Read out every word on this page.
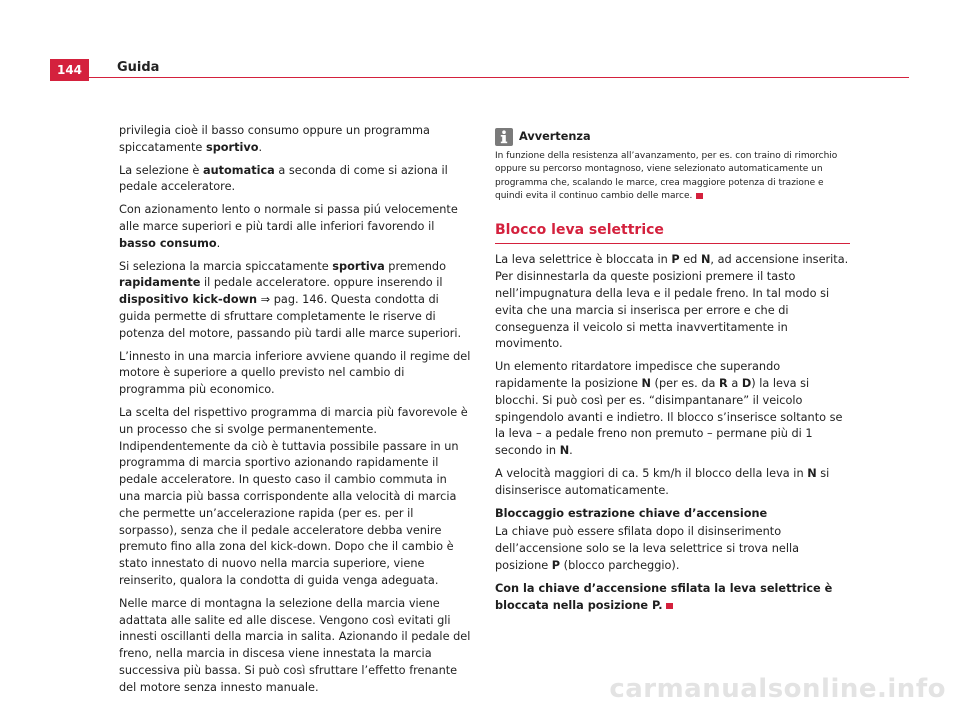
144	Guida

privilegia cioè il basso consumo oppure un programma spiccatamente sportivo.

La selezione è automatica a seconda di come si aziona il pedale acceleratore.

Con azionamento lento o normale si passa piú velocemente alle marce superiori e più tardi alle inferiori favorendo il basso consumo.

Si seleziona la marcia spiccatamente sportiva premendo rapidamente il pedale acceleratore. oppure inserendo il dispositivo kick-down ⇒ pag. 146. Questa condotta di guida permette di sfruttare completamente le riserve di potenza del motore, passando più tardi alle marce superiori.

L’innesto in una marcia inferiore avviene quando il regime del motore è superiore a quello previsto nel cambio di programma più economico.

La scelta del rispettivo programma di marcia più favorevole è un processo che si svolge permanentemente. Indipendentemente da ciò è tuttavia possibile passare in un programma di marcia sportivo azionando rapidamente il pedale acceleratore. In questo caso il cambio commuta in una marcia più bassa corrispondente alla velocità di marcia che permette un’accelerazione rapida (per es. per il sorpasso), senza che il pedale acceleratore debba venire premuto fino alla zona del kick-down. Dopo che il cambio è stato innestato di nuovo nella marcia superiore, viene reinserito, qualora la condotta di guida venga adeguata.

Nelle marce di montagna la selezione della marcia viene adattata alle salite ed alle discese. Vengono così evitati gli innesti oscillanti della marcia in salita. Azionando il pedale del freno, nella marcia in discesa viene innestata la marcia successiva più bassa. Si può così sfruttare l’effetto frenante del motore senza innesto manuale.

Avvertenza

In funzione della resistenza all’avanzamento, per es. con traino di rimorchio oppure su percorso montagnoso, viene selezionato automaticamente un programma che, scalando le marce, crea maggiore potenza di trazione e quindi evita il continuo cambio delle marce.

Blocco leva selettrice

La leva selettrice è bloccata in P ed N, ad accensione inserita. Per disinnestarla da queste posizioni premere il tasto nell’impugnatura della leva e il pedale freno. In tal modo si evita che una marcia si inserisca per errore e che di conseguenza il veicolo si metta inavvertitamente in movimento.

Un elemento ritardatore impedisce che superando rapidamente la posizione N (per es. da R a D) la leva si blocchi. Si può così per es. “disimpantanare” il veicolo spingendolo avanti e indietro. Il blocco s’inserisce soltanto se la leva – a pedale freno non premuto – permane più di 1 secondo in N.

A velocità maggiori di ca. 5 km/h il blocco della leva in N si disinserisce automaticamente.

Bloccaggio estrazione chiave d’accensione

La chiave può essere sfilata dopo il disinserimento dell’accensione solo se la leva selettrice si trova nella posizione P (blocco parcheggio).

Con la chiave d’accensione sfilata la leva selettrice è bloccata nella posizione P.

carmanualsonline.info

__DESCRIPTION OF THE TASK__. Leave out every picture and copy the rest of the records exactly.

__RESPONSE__.
Read out every word on this page.
144	Guida

privilegia cioè il basso consumo oppure un programma spiccatamente sportivo.

La selezione è automatica a seconda di come si aziona il pedale acceleratore.

Con azionamento lento o normale si passa piú velocemente alle marce superiori e più tardi alle inferiori favorendo il basso consumo.

Si seleziona la marcia spiccatamente sportiva premendo rapidamente il pedale acceleratore. oppure inserendo il dispositivo kick-down ⇒ pag. 146. Questa condotta di guida permette di sfruttare completamente le riserve di potenza del motore, passando più tardi alle marce superiori.

L’innesto in una marcia inferiore avviene quando il regime del motore è superiore a quello previsto nel cambio di programma più economico.

La scelta del rispettivo programma di marcia più favorevole è un processo che si svolge permanentemente. Indipendentemente da ciò è tuttavia possibile passare in un programma di marcia sportivo azionando rapidamente il pedale acceleratore. In questo caso il cambio commuta in una marcia più bassa corrispondente alla velocità di marcia che permette un’accelerazione rapida (per es. per il sorpasso), senza che il pedale acceleratore debba venire premuto fino alla zona del kick-down. Dopo che il cambio è stato innestato di nuovo nella marcia superiore, viene reinserito, qualora la condotta di guida venga adeguata.

Nelle marce di montagna la selezione della marcia viene adattata alle salite ed alle discese. Vengono così evitati gli innesti oscillanti della marcia in salita. Azionando il pedale del freno, nella marcia in discesa viene innestata la marcia successiva più bassa. Si può così sfruttare l’effetto frenante del motore senza innesto manuale.

Avvertenza

In funzione della resistenza all’avanzamento, per es. con traino di rimorchio oppure su percorso montagnoso, viene selezionato automaticamente un programma che, scalando le marce, crea maggiore potenza di trazione e quindi evita il continuo cambio delle marce.

Blocco leva selettrice

La leva selettrice è bloccata in P ed N, ad accensione inserita. Per disinnestarla da queste posizioni premere il tasto nell’impugnatura della leva e il pedale freno. In tal modo si evita che una marcia si inserisca per errore e che di conseguenza il veicolo si metta inavvertitamente in movimento.

Un elemento ritardatore impedisce che superando rapidamente la posizione N (per es. da R a D) la leva si blocchi. Si può così per es. “disimpantanare” il veicolo spingendolo avanti e indietro. Il blocco s’inserisce soltanto se la leva – a pedale freno non premuto – permane più di 1 secondo in N.

A velocità maggiori di ca. 5 km/h il blocco della leva in N si disinserisce automaticamente.

Bloccaggio estrazione chiave d’accensione

La chiave può essere sfilata dopo il disinserimento dell’accensione solo se la leva selettrice si trova nella posizione P (blocco parcheggio).

Con la chiave d’accensione sfilata la leva selettrice è bloccata nella posizione P.

carmanualsonline.info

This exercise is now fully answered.